▶ **WHAT YOU SHOULD DO**: Tally the lines of the data that include the word "into" and state the total, nothing else.

▶ **INFORMATION PROVIDED**:
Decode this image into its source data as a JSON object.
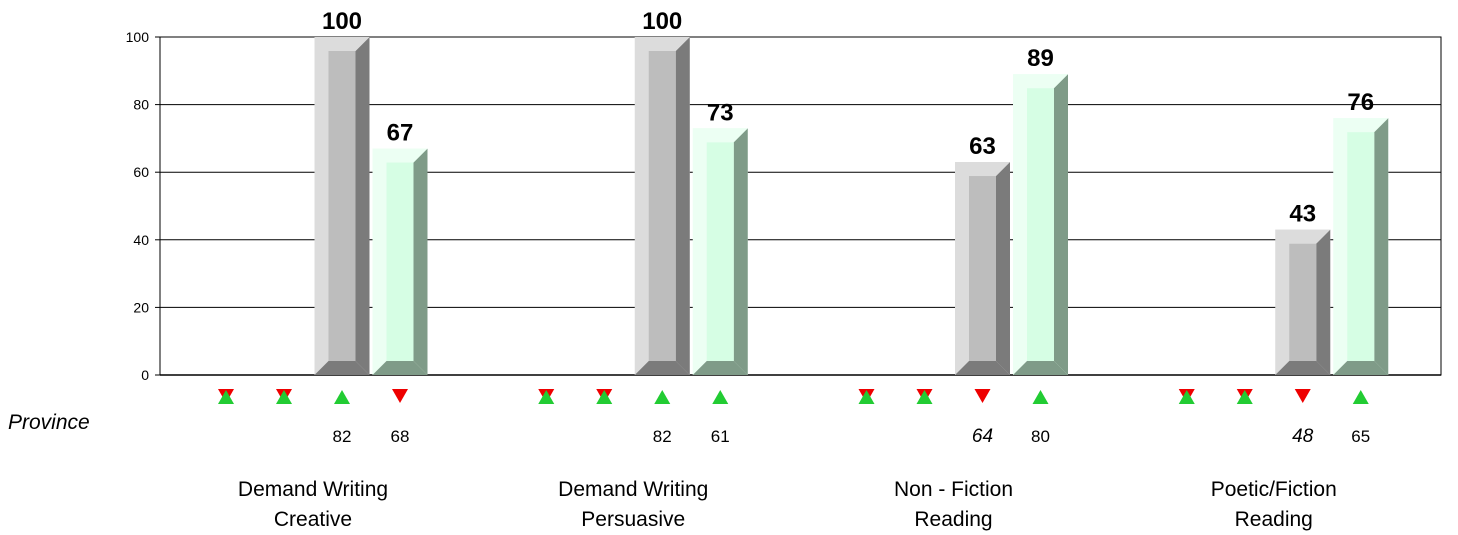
{
  "chart_data": {
    "type": "bar",
    "categories": [
      [
        "Demand Writing",
        "Creative"
      ],
      [
        "Demand Writing",
        "Persuasive"
      ],
      [
        "Non - Fiction",
        "Reading"
      ],
      [
        "Poetic/Fiction",
        "Reading"
      ]
    ],
    "series": [
      {
        "values": [
          0,
          0,
          0,
          0
        ]
      },
      {
        "values": [
          0,
          0,
          0,
          0
        ]
      },
      {
        "values": [
          100,
          100,
          63,
          43
        ]
      },
      {
        "values": [
          67,
          73,
          89,
          76
        ]
      }
    ],
    "value_labels": [
      [
        null,
        null,
        "100",
        "67"
      ],
      [
        null,
        null,
        "100",
        "73"
      ],
      [
        null,
        null,
        "63",
        "89"
      ],
      [
        null,
        null,
        "43",
        "76"
      ]
    ],
    "ylim": [
      0,
      100
    ],
    "yticks": [
      0,
      20,
      40,
      60,
      80,
      100
    ],
    "grid": true,
    "series_colors": {
      "gray": {
        "front": "#bdbdbd",
        "light": "#dcdcdc",
        "dark": "#7b7b7b"
      },
      "green": {
        "front": "#d6fee4",
        "light": "#ecfff3",
        "dark": "#7f9b88"
      }
    },
    "province_row": {
      "label": "Province",
      "markers": [
        [
          "both",
          "both",
          "up",
          "down"
        ],
        [
          "both",
          "both",
          "up",
          "up"
        ],
        [
          "both",
          "both",
          "down",
          "up"
        ],
        [
          "both",
          "both",
          "down",
          "up"
        ]
      ],
      "values": [
        [
          null,
          null,
          {
            "text": "82",
            "italic": false
          },
          {
            "text": "68",
            "italic": false
          }
        ],
        [
          null,
          null,
          {
            "text": "82",
            "italic": false
          },
          {
            "text": "61",
            "italic": false
          }
        ],
        [
          null,
          null,
          {
            "text": "64",
            "italic": true
          },
          {
            "text": "80",
            "italic": false
          }
        ],
        [
          null,
          null,
          {
            "text": "48",
            "italic": true
          },
          {
            "text": "65",
            "italic": false
          }
        ]
      ],
      "marker_colors": {
        "up": "#22cc33",
        "down": "#ee0000"
      }
    }
  }
}
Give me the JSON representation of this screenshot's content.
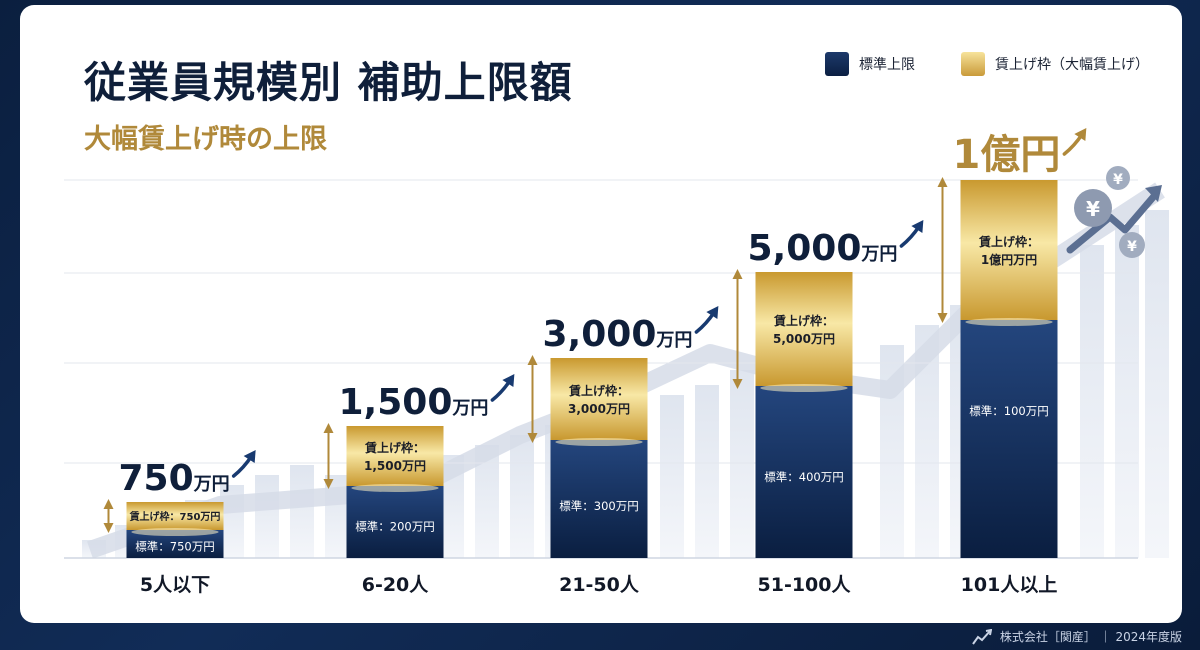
{
  "title": "従業員規模別 補助上限額",
  "subtitle": "大幅賃上げ時の上限",
  "legend": {
    "standard": "標準上限",
    "bonus": "賃上げ枠（大幅賃上げ）"
  },
  "footer": "株式会社［関産］ ｜ 2024年度版",
  "colors": {
    "navy": "#0f2a55",
    "gold": "#d9b04c",
    "accent": "#b0893a"
  },
  "chart_data": {
    "type": "bar",
    "stacked": true,
    "categories": [
      "5人以下",
      "6-20人",
      "21-50人",
      "51-100人",
      "101人以上"
    ],
    "series": [
      {
        "name": "標準上限",
        "values": [
          750,
          200,
          300,
          400,
          100
        ],
        "labels": [
          "標準：750万円",
          "標準：200万円",
          "標準：300万円",
          "標準：400万円",
          "標準：100万円"
        ]
      },
      {
        "name": "賃上げ枠（大幅賃上げ）",
        "values": [
          750,
          1500,
          3000,
          5000,
          10000
        ],
        "labels": [
          "賃上げ枠：750万円",
          "賃上げ枠：1,500万円",
          "賃上げ枠：3,000万円",
          "賃上げ枠：5,000万円",
          "賃上げ枠：1億円万円"
        ]
      }
    ],
    "totals": [
      {
        "num": "750",
        "unit": "万円"
      },
      {
        "num": "1,500",
        "unit": "万円"
      },
      {
        "num": "3,000",
        "unit": "万円"
      },
      {
        "num": "5,000",
        "unit": "万円"
      },
      {
        "num": "1億円",
        "unit": ""
      }
    ],
    "grid": true,
    "legend_position": "top-right"
  }
}
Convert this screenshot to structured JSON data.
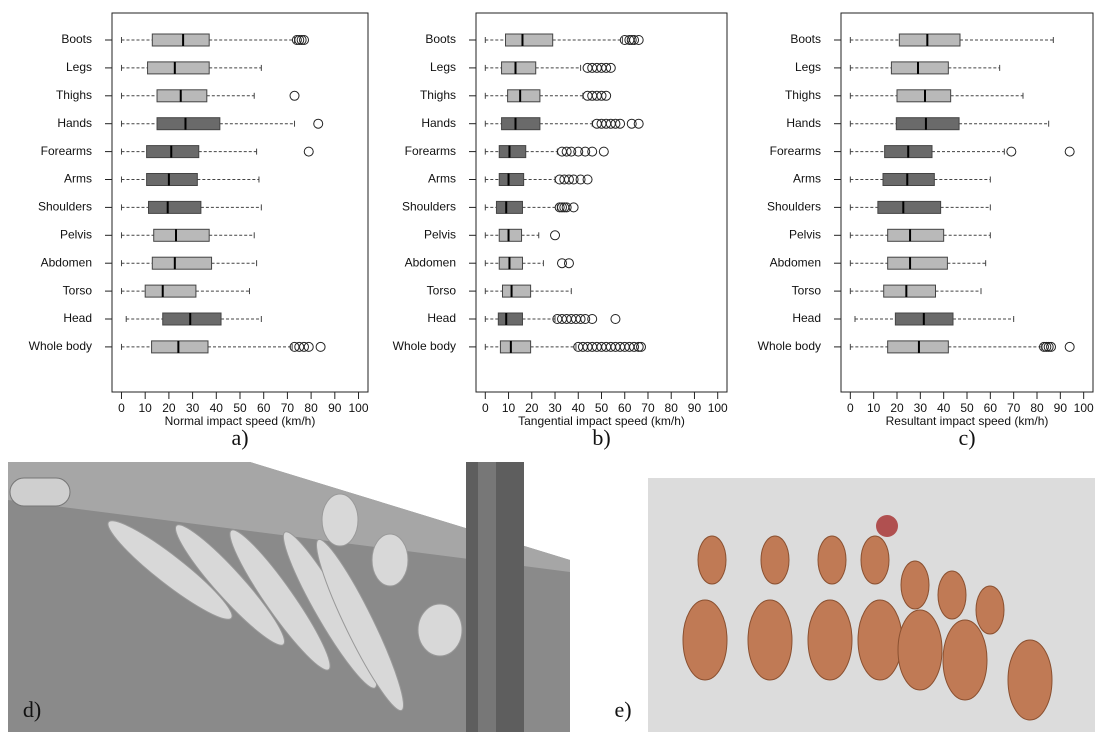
{
  "chart_data": [
    {
      "type": "box",
      "panel_label": "a)",
      "xlabel": "Normal impact speed (km/h)",
      "categories": [
        "Boots",
        "Legs",
        "Thighs",
        "Hands",
        "Forearms",
        "Arms",
        "Shoulders",
        "Pelvis",
        "Abdomen",
        "Torso",
        "Head",
        "Whole body"
      ],
      "min": [
        0,
        0,
        0,
        0,
        0,
        0,
        0,
        0,
        0,
        0,
        2,
        0
      ],
      "q1": [
        13,
        11,
        15,
        15,
        10.6,
        10.6,
        11.4,
        13.6,
        13,
        10,
        17.4,
        12.7
      ],
      "median": [
        26,
        22.5,
        25,
        27,
        21,
        20,
        19.5,
        23,
        22.5,
        17.4,
        29,
        24
      ],
      "q3": [
        37,
        37,
        36,
        41.5,
        32.6,
        32,
        33.5,
        37,
        38,
        31.4,
        42,
        36.5
      ],
      "max": [
        73,
        59,
        56,
        73,
        57,
        58,
        59,
        56,
        57,
        54,
        59,
        72
      ],
      "outliers": [
        [
          74,
          75,
          76,
          77
        ],
        [],
        [
          73
        ],
        [
          83
        ],
        [
          79
        ],
        [],
        [],
        [],
        [],
        [],
        [],
        [
          73,
          75,
          77,
          79,
          84
        ]
      ],
      "box_colors": [
        "#b9b9b9",
        "#b9b9b9",
        "#b9b9b9",
        "#6a6a6a",
        "#6a6a6a",
        "#6a6a6a",
        "#6a6a6a",
        "#b9b9b9",
        "#b9b9b9",
        "#b9b9b9",
        "#6a6a6a",
        "#b9b9b9"
      ],
      "xlim": [
        -4,
        104
      ],
      "xticks": [
        0,
        10,
        20,
        30,
        40,
        50,
        60,
        70,
        80,
        90,
        100
      ]
    },
    {
      "type": "box",
      "panel_label": "b)",
      "xlabel": "Tangential impact speed (km/h)",
      "categories": [
        "Boots",
        "Legs",
        "Thighs",
        "Hands",
        "Forearms",
        "Arms",
        "Shoulders",
        "Pelvis",
        "Abdomen",
        "Torso",
        "Head",
        "Whole body"
      ],
      "min": [
        0,
        0,
        0,
        0,
        0,
        0,
        0,
        0,
        0,
        0,
        0,
        0
      ],
      "q1": [
        8.7,
        7,
        9.6,
        7,
        6,
        6,
        4.8,
        6,
        6,
        7.4,
        5.6,
        6.5
      ],
      "median": [
        16,
        13,
        15,
        13,
        10.4,
        10,
        9,
        10,
        10.4,
        11.3,
        9,
        11
      ],
      "q3": [
        29,
        21.7,
        23.5,
        23.5,
        17.4,
        16.5,
        16,
        15.6,
        16,
        19.5,
        16,
        19.5
      ],
      "max": [
        59,
        41,
        42,
        46,
        31,
        30,
        31,
        23,
        25,
        37,
        30,
        39
      ],
      "outliers": [
        [
          60,
          62,
          63,
          64,
          66
        ],
        [
          44,
          46,
          48,
          50,
          52,
          54
        ],
        [
          44,
          46,
          48,
          50,
          52
        ],
        [
          48,
          50,
          52,
          54,
          56,
          58,
          63,
          66
        ],
        [
          33,
          35,
          37,
          40,
          43,
          46,
          51
        ],
        [
          32,
          34,
          36,
          38,
          41,
          44
        ],
        [
          32,
          33,
          34,
          35,
          38
        ],
        [
          30
        ],
        [
          33,
          36
        ],
        [],
        [
          31,
          33,
          35,
          37,
          39,
          41,
          43,
          46,
          56
        ],
        [
          40,
          42,
          44,
          46,
          48,
          50,
          52,
          54,
          56,
          58,
          60,
          62,
          64,
          66,
          67
        ]
      ],
      "box_colors": [
        "#b9b9b9",
        "#b9b9b9",
        "#b9b9b9",
        "#6a6a6a",
        "#6a6a6a",
        "#6a6a6a",
        "#6a6a6a",
        "#b9b9b9",
        "#b9b9b9",
        "#b9b9b9",
        "#6a6a6a",
        "#b9b9b9"
      ],
      "xlim": [
        -4,
        104
      ],
      "xticks": [
        0,
        10,
        20,
        30,
        40,
        50,
        60,
        70,
        80,
        90,
        100
      ]
    },
    {
      "type": "box",
      "panel_label": "c)",
      "xlabel": "Resultant impact speed (km/h)",
      "categories": [
        "Boots",
        "Legs",
        "Thighs",
        "Hands",
        "Forearms",
        "Arms",
        "Shoulders",
        "Pelvis",
        "Abdomen",
        "Torso",
        "Head",
        "Whole body"
      ],
      "min": [
        0,
        0,
        0,
        0,
        0,
        0,
        0,
        0,
        0,
        0,
        2,
        0
      ],
      "q1": [
        21,
        17.6,
        20,
        19.7,
        14.7,
        14,
        11.8,
        16,
        16,
        14.3,
        19.3,
        16
      ],
      "median": [
        33,
        29,
        32,
        32.4,
        24.8,
        24.4,
        22.7,
        25.6,
        25.6,
        24,
        31.5,
        29.4
      ],
      "q3": [
        47,
        42,
        43,
        46.6,
        35,
        36,
        38.7,
        40,
        41.6,
        36.5,
        44,
        42
      ],
      "max": [
        87,
        64,
        74,
        85,
        66,
        60,
        60,
        60,
        58,
        56,
        70,
        82
      ],
      "outliers": [
        [],
        [],
        [],
        [],
        [
          69,
          94
        ],
        [],
        [],
        [],
        [],
        [],
        [],
        [
          83,
          84,
          85,
          86,
          94
        ]
      ],
      "box_colors": [
        "#b9b9b9",
        "#b9b9b9",
        "#b9b9b9",
        "#6a6a6a",
        "#6a6a6a",
        "#6a6a6a",
        "#6a6a6a",
        "#b9b9b9",
        "#b9b9b9",
        "#b9b9b9",
        "#6a6a6a",
        "#b9b9b9"
      ],
      "xlim": [
        -4,
        104
      ],
      "xticks": [
        0,
        10,
        20,
        30,
        40,
        50,
        60,
        70,
        80,
        90,
        100
      ]
    }
  ],
  "images": [
    {
      "label": "d)"
    },
    {
      "label": "e)"
    }
  ]
}
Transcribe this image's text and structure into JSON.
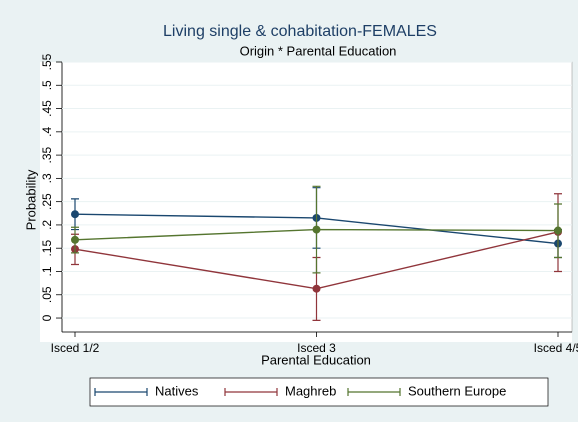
{
  "chart_data": {
    "type": "line",
    "title": "Living single & cohabitation-FEMALES",
    "subtitle": "Origin * Parental Education",
    "x_label": "Parental Education",
    "y_label": "Probability",
    "categories": [
      "Isced 1/2",
      "Isced 3",
      "Isced 4/5"
    ],
    "series": [
      {
        "name": "Natives",
        "color": "#1a476f",
        "values": [
          0.223,
          0.215,
          0.16
        ],
        "lower": [
          0.19,
          0.15,
          0.13
        ],
        "upper": [
          0.256,
          0.28,
          0.19
        ]
      },
      {
        "name": "Maghreb",
        "color": "#90353b",
        "values": [
          0.148,
          0.063,
          0.185
        ],
        "lower": [
          0.115,
          -0.005,
          0.1
        ],
        "upper": [
          0.18,
          0.13,
          0.267
        ]
      },
      {
        "name": "Southern Europe",
        "color": "#55752f",
        "values": [
          0.168,
          0.19,
          0.188
        ],
        "lower": [
          0.14,
          0.097,
          0.13
        ],
        "upper": [
          0.195,
          0.283,
          0.245
        ]
      }
    ],
    "ylim": [
      -0.03,
      0.55
    ],
    "yticks": [
      0,
      {
        "value": 0.05,
        "label": ".05"
      },
      {
        "value": 0.1,
        "label": ".1"
      },
      {
        "value": 0.15,
        "label": ".15"
      },
      {
        "value": 0.2,
        "label": ".2"
      },
      {
        "value": 0.25,
        "label": ".25"
      },
      {
        "value": 0.3,
        "label": ".3"
      },
      {
        "value": 0.35,
        "label": ".35"
      },
      {
        "value": 0.4,
        "label": ".4"
      },
      {
        "value": 0.45,
        "label": ".45"
      },
      {
        "value": 0.5,
        "label": ".5"
      },
      {
        "value": 0.55,
        "label": ".55"
      }
    ],
    "grid": true,
    "legend": "bottom"
  }
}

▶ **OUTPUT FOR THIS EXERCISE**: 2